- _Task details_
Print all entries word for word.

Data entries
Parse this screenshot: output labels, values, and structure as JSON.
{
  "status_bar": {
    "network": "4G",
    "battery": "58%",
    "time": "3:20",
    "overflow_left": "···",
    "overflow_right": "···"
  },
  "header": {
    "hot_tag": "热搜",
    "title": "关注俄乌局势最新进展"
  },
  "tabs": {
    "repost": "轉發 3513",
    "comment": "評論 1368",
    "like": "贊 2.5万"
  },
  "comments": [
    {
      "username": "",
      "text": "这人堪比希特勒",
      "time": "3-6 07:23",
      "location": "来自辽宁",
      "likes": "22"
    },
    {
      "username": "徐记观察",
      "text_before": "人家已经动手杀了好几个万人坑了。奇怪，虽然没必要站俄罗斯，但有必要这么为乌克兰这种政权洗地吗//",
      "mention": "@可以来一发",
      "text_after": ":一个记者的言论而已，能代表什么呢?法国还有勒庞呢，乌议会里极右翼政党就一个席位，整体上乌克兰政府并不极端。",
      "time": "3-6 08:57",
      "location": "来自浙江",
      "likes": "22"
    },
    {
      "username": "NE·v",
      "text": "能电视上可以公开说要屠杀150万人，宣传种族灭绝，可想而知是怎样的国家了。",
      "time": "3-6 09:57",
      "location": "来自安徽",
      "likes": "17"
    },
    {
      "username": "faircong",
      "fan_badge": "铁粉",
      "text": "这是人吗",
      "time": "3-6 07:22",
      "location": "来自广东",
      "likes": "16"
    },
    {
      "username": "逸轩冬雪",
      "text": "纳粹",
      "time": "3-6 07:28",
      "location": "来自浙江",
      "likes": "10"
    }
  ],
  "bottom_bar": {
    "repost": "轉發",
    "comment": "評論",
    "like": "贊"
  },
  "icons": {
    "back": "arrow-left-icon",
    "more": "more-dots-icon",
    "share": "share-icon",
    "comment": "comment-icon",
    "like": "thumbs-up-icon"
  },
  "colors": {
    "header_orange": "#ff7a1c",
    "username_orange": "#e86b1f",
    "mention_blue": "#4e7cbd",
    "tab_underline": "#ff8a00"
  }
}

- _Full output_
Parse this screenshot: output labels, values, and structure as JSON.
{
  "status_bar": {
    "network": "4G",
    "battery": "58%",
    "time": "3:20",
    "overflow_left": "···",
    "overflow_right": "···"
  },
  "header": {
    "hot_tag": "热搜",
    "title": "关注俄乌局势最新进展"
  },
  "tabs": {
    "repost": "轉發 3513",
    "comment": "評論 1368",
    "like": "贊 2.5万"
  },
  "comments": [
    {
      "username": "",
      "text": "这人堪比希特勒",
      "time": "3-6 07:23",
      "location": "来自辽宁",
      "likes": "22"
    },
    {
      "username": "徐记观察",
      "text_before": "人家已经动手杀了好几个万人坑了。奇怪，虽然没必要站俄罗斯，但有必要这么为乌克兰这种政权洗地吗//",
      "mention": "@可以来一发",
      "text_after": ":一个记者的言论而已，能代表什么呢?法国还有勒庞呢，乌议会里极右翼政党就一个席位，整体上乌克兰政府并不极端。",
      "time": "3-6 08:57",
      "location": "来自浙江",
      "likes": "22"
    },
    {
      "username": "NE·v",
      "text": "能电视上可以公开说要屠杀150万人，宣传种族灭绝，可想而知是怎样的国家了。",
      "time": "3-6 09:57",
      "location": "来自安徽",
      "likes": "17"
    },
    {
      "username": "faircong",
      "fan_badge": "铁粉",
      "text": "这是人吗",
      "time": "3-6 07:22",
      "location": "来自广东",
      "likes": "16"
    },
    {
      "username": "逸轩冬雪",
      "text": "纳粹",
      "time": "3-6 07:28",
      "location": "来自浙江",
      "likes": "10"
    }
  ],
  "bottom_bar": {
    "repost": "轉發",
    "comment": "評論",
    "like": "贊"
  },
  "icons": {
    "back": "arrow-left-icon",
    "more": "more-dots-icon",
    "share": "share-icon",
    "comment": "comment-icon",
    "like": "thumbs-up-icon"
  },
  "colors": {
    "header_orange": "#ff7a1c",
    "username_orange": "#e86b1f",
    "mention_blue": "#4e7cbd",
    "tab_underline": "#ff8a00"
  }
}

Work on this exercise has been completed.